Work to complete: Answer with one number: the count of lines in this material that hold the word "data".

Material for the task:
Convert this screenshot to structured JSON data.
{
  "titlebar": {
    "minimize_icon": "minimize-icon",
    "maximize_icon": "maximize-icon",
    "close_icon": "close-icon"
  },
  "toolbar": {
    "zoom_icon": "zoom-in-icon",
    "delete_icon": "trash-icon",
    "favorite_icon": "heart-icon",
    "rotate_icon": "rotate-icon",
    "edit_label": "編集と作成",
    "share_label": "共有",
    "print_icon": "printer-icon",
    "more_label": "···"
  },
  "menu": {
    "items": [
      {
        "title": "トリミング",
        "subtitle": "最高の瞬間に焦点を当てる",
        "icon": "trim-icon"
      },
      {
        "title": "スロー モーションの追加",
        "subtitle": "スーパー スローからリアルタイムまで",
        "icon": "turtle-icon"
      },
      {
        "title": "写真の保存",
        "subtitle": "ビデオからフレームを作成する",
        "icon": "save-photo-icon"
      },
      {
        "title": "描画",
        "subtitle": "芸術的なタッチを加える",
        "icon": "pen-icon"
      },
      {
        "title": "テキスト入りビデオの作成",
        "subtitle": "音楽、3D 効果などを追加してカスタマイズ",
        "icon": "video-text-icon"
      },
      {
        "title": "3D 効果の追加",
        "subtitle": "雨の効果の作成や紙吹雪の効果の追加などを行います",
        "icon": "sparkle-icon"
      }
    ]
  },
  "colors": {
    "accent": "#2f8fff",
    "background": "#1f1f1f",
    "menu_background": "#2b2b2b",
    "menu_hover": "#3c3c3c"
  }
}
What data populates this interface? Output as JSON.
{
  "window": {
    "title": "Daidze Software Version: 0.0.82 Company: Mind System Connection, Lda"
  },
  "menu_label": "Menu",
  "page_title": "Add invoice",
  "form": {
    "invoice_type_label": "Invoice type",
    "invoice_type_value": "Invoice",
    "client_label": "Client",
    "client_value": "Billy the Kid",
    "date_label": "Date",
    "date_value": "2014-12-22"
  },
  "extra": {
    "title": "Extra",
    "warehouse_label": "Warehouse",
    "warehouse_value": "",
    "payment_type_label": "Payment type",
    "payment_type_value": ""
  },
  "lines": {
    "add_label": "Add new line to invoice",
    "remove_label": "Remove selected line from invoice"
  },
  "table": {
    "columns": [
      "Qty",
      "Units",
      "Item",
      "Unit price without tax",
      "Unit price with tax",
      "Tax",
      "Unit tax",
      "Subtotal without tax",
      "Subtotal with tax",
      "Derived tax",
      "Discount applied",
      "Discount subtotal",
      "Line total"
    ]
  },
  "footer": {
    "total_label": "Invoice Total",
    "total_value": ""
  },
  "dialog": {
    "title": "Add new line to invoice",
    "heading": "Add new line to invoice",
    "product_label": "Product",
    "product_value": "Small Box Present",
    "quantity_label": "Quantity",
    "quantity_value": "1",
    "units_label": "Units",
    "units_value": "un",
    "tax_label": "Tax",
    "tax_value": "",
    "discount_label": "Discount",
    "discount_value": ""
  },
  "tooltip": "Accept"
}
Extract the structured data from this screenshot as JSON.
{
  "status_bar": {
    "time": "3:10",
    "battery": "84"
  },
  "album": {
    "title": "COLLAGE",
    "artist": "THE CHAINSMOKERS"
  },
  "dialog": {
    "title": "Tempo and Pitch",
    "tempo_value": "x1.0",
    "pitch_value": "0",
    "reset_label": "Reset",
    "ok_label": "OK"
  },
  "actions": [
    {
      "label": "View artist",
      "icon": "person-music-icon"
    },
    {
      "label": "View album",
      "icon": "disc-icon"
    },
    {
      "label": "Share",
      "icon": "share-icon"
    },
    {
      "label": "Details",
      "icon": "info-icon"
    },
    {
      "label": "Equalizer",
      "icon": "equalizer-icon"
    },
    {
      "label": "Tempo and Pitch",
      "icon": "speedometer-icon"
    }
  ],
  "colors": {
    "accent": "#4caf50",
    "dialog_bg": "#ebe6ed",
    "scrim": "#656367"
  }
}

Exercise result: 3